• _Exercise description_
Would you write out the listing verbatim and skip every picture in it?

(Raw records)
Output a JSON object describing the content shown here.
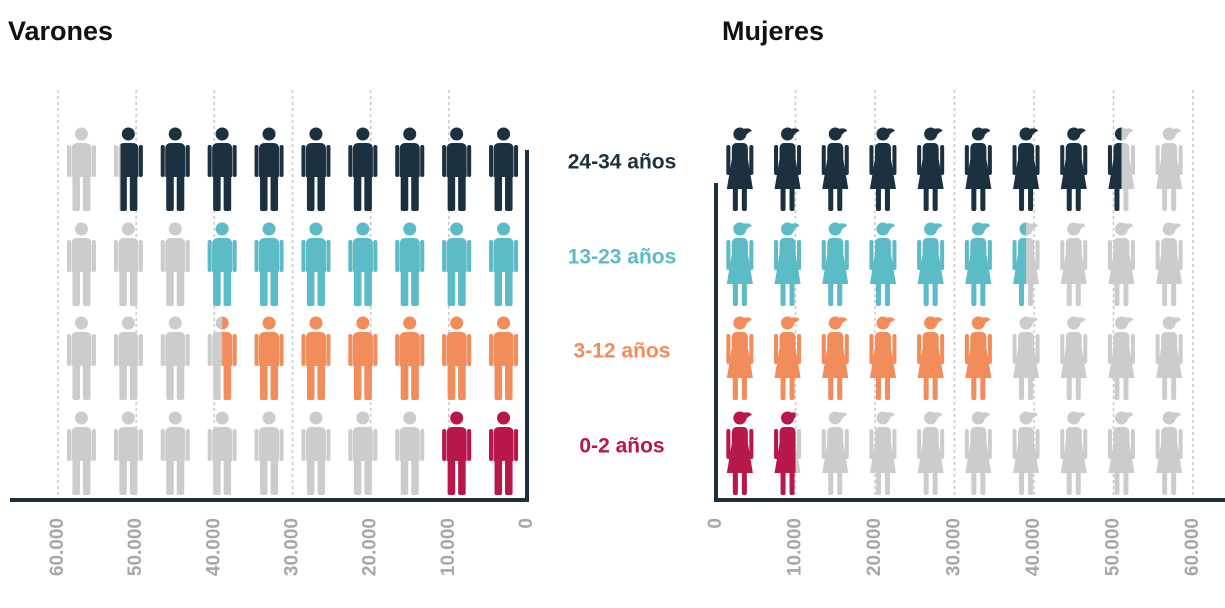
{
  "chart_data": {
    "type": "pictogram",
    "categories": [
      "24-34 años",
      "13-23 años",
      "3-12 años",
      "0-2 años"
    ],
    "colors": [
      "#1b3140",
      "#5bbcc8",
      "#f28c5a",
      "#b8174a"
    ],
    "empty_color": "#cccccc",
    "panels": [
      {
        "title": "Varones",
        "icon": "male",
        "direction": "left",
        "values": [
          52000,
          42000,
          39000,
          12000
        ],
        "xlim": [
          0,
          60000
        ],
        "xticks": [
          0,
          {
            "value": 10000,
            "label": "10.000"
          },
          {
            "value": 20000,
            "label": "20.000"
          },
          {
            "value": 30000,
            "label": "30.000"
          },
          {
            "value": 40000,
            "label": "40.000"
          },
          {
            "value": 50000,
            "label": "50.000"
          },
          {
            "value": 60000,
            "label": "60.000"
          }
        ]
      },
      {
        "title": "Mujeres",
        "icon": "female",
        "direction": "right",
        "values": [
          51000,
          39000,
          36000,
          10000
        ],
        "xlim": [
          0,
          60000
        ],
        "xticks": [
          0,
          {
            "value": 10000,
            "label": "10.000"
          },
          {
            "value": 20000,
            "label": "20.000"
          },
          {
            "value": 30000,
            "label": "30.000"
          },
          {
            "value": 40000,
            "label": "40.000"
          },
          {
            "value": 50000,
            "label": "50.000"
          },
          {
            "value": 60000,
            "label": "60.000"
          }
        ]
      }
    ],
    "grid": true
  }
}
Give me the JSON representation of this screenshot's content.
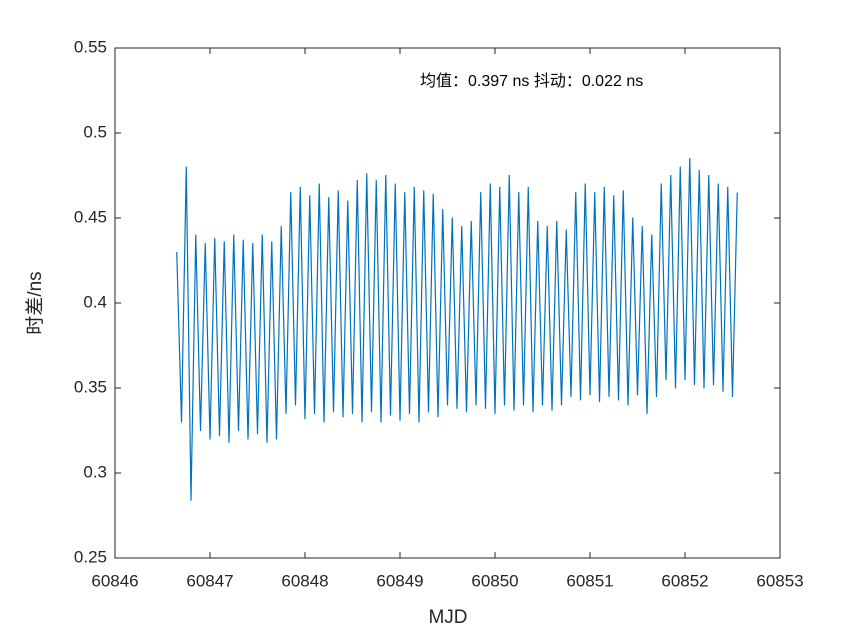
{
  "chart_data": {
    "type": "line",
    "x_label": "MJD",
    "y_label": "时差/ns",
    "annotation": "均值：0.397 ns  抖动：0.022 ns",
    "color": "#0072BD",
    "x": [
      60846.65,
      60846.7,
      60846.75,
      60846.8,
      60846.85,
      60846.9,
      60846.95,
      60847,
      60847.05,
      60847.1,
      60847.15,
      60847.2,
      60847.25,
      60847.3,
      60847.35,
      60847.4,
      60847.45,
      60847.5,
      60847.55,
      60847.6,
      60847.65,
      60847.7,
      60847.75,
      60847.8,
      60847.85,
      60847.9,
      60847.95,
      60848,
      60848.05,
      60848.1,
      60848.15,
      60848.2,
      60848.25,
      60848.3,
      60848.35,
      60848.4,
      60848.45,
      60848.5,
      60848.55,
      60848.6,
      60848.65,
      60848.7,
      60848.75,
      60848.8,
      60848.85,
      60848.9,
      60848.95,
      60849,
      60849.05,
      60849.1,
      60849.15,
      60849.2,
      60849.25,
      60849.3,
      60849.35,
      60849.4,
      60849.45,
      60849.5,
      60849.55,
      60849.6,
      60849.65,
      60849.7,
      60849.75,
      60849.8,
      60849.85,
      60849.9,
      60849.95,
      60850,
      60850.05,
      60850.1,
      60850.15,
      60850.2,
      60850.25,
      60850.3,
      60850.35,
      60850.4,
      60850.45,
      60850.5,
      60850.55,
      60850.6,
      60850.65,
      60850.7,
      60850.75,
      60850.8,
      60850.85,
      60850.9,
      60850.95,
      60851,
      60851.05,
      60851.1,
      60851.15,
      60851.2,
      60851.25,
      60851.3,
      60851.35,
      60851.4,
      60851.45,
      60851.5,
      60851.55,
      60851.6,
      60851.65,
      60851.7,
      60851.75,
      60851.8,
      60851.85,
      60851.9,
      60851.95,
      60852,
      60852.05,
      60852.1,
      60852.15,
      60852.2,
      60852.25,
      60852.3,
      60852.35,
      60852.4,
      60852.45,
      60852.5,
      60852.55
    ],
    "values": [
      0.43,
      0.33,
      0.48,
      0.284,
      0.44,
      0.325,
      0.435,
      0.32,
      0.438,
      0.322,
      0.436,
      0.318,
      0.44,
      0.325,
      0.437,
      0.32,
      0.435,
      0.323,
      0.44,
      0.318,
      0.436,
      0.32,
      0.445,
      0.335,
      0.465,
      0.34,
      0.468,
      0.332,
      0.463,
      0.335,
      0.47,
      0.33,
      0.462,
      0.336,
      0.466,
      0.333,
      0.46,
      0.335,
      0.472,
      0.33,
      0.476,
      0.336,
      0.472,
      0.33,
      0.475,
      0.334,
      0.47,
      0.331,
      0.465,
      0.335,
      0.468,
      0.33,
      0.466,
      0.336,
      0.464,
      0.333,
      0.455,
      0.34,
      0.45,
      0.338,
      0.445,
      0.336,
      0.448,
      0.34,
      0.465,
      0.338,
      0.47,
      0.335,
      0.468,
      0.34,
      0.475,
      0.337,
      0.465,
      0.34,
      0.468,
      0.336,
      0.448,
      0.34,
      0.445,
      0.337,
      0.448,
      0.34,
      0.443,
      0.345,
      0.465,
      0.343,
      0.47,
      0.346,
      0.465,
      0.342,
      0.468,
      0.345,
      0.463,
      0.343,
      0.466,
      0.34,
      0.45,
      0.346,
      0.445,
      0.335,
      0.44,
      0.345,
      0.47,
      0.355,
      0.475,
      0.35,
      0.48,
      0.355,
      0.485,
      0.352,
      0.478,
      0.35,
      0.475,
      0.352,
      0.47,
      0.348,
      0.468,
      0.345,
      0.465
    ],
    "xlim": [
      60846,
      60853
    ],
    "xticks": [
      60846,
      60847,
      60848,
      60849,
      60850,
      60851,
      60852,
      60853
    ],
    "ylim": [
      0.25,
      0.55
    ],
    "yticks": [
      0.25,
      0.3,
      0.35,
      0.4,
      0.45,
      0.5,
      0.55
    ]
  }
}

• _Solution to this task_
Output a JSON object describing the content shown here.
{
  "chart_data": {
    "type": "pictogram",
    "categories": [
      "24-34 años",
      "13-23 años",
      "3-12 años",
      "0-2 años"
    ],
    "colors": [
      "#1b3140",
      "#5bbcc8",
      "#f28c5a",
      "#b8174a"
    ],
    "empty_color": "#cccccc",
    "panels": [
      {
        "title": "Varones",
        "icon": "male",
        "direction": "left",
        "values": [
          52000,
          42000,
          39000,
          12000
        ],
        "xlim": [
          0,
          60000
        ],
        "xticks": [
          0,
          {
            "value": 10000,
            "label": "10.000"
          },
          {
            "value": 20000,
            "label": "20.000"
          },
          {
            "value": 30000,
            "label": "30.000"
          },
          {
            "value": 40000,
            "label": "40.000"
          },
          {
            "value": 50000,
            "label": "50.000"
          },
          {
            "value": 60000,
            "label": "60.000"
          }
        ]
      },
      {
        "title": "Mujeres",
        "icon": "female",
        "direction": "right",
        "values": [
          51000,
          39000,
          36000,
          10000
        ],
        "xlim": [
          0,
          60000
        ],
        "xticks": [
          0,
          {
            "value": 10000,
            "label": "10.000"
          },
          {
            "value": 20000,
            "label": "20.000"
          },
          {
            "value": 30000,
            "label": "30.000"
          },
          {
            "value": 40000,
            "label": "40.000"
          },
          {
            "value": 50000,
            "label": "50.000"
          },
          {
            "value": 60000,
            "label": "60.000"
          }
        ]
      }
    ],
    "grid": true
  }
}
Give me the JSON representation of this screenshot's content.
{
  "chart_data": {
    "type": "line",
    "x_label": "MJD",
    "y_label": "时差/ns",
    "annotation": "均值：0.397 ns  抖动：0.022 ns",
    "color": "#0072BD",
    "x": [
      60846.65,
      60846.7,
      60846.75,
      60846.8,
      60846.85,
      60846.9,
      60846.95,
      60847,
      60847.05,
      60847.1,
      60847.15,
      60847.2,
      60847.25,
      60847.3,
      60847.35,
      60847.4,
      60847.45,
      60847.5,
      60847.55,
      60847.6,
      60847.65,
      60847.7,
      60847.75,
      60847.8,
      60847.85,
      60847.9,
      60847.95,
      60848,
      60848.05,
      60848.1,
      60848.15,
      60848.2,
      60848.25,
      60848.3,
      60848.35,
      60848.4,
      60848.45,
      60848.5,
      60848.55,
      60848.6,
      60848.65,
      60848.7,
      60848.75,
      60848.8,
      60848.85,
      60848.9,
      60848.95,
      60849,
      60849.05,
      60849.1,
      60849.15,
      60849.2,
      60849.25,
      60849.3,
      60849.35,
      60849.4,
      60849.45,
      60849.5,
      60849.55,
      60849.6,
      60849.65,
      60849.7,
      60849.75,
      60849.8,
      60849.85,
      60849.9,
      60849.95,
      60850,
      60850.05,
      60850.1,
      60850.15,
      60850.2,
      60850.25,
      60850.3,
      60850.35,
      60850.4,
      60850.45,
      60850.5,
      60850.55,
      60850.6,
      60850.65,
      60850.7,
      60850.75,
      60850.8,
      60850.85,
      60850.9,
      60850.95,
      60851,
      60851.05,
      60851.1,
      60851.15,
      60851.2,
      60851.25,
      60851.3,
      60851.35,
      60851.4,
      60851.45,
      60851.5,
      60851.55,
      60851.6,
      60851.65,
      60851.7,
      60851.75,
      60851.8,
      60851.85,
      60851.9,
      60851.95,
      60852,
      60852.05,
      60852.1,
      60852.15,
      60852.2,
      60852.25,
      60852.3,
      60852.35,
      60852.4,
      60852.45,
      60852.5,
      60852.55
    ],
    "values": [
      0.43,
      0.33,
      0.48,
      0.284,
      0.44,
      0.325,
      0.435,
      0.32,
      0.438,
      0.322,
      0.436,
      0.318,
      0.44,
      0.325,
      0.437,
      0.32,
      0.435,
      0.323,
      0.44,
      0.318,
      0.436,
      0.32,
      0.445,
      0.335,
      0.465,
      0.34,
      0.468,
      0.332,
      0.463,
      0.335,
      0.47,
      0.33,
      0.462,
      0.336,
      0.466,
      0.333,
      0.46,
      0.335,
      0.472,
      0.33,
      0.476,
      0.336,
      0.472,
      0.33,
      0.475,
      0.334,
      0.47,
      0.331,
      0.465,
      0.335,
      0.468,
      0.33,
      0.466,
      0.336,
      0.464,
      0.333,
      0.455,
      0.34,
      0.45,
      0.338,
      0.445,
      0.336,
      0.448,
      0.34,
      0.465,
      0.338,
      0.47,
      0.335,
      0.468,
      0.34,
      0.475,
      0.337,
      0.465,
      0.34,
      0.468,
      0.336,
      0.448,
      0.34,
      0.445,
      0.337,
      0.448,
      0.34,
      0.443,
      0.345,
      0.465,
      0.343,
      0.47,
      0.346,
      0.465,
      0.342,
      0.468,
      0.345,
      0.463,
      0.343,
      0.466,
      0.34,
      0.45,
      0.346,
      0.445,
      0.335,
      0.44,
      0.345,
      0.47,
      0.355,
      0.475,
      0.35,
      0.48,
      0.355,
      0.485,
      0.352,
      0.478,
      0.35,
      0.475,
      0.352,
      0.47,
      0.348,
      0.468,
      0.345,
      0.465
    ],
    "xlim": [
      60846,
      60853
    ],
    "xticks": [
      60846,
      60847,
      60848,
      60849,
      60850,
      60851,
      60852,
      60853
    ],
    "ylim": [
      0.25,
      0.55
    ],
    "yticks": [
      0.25,
      0.3,
      0.35,
      0.4,
      0.45,
      0.5,
      0.55
    ]
  }
}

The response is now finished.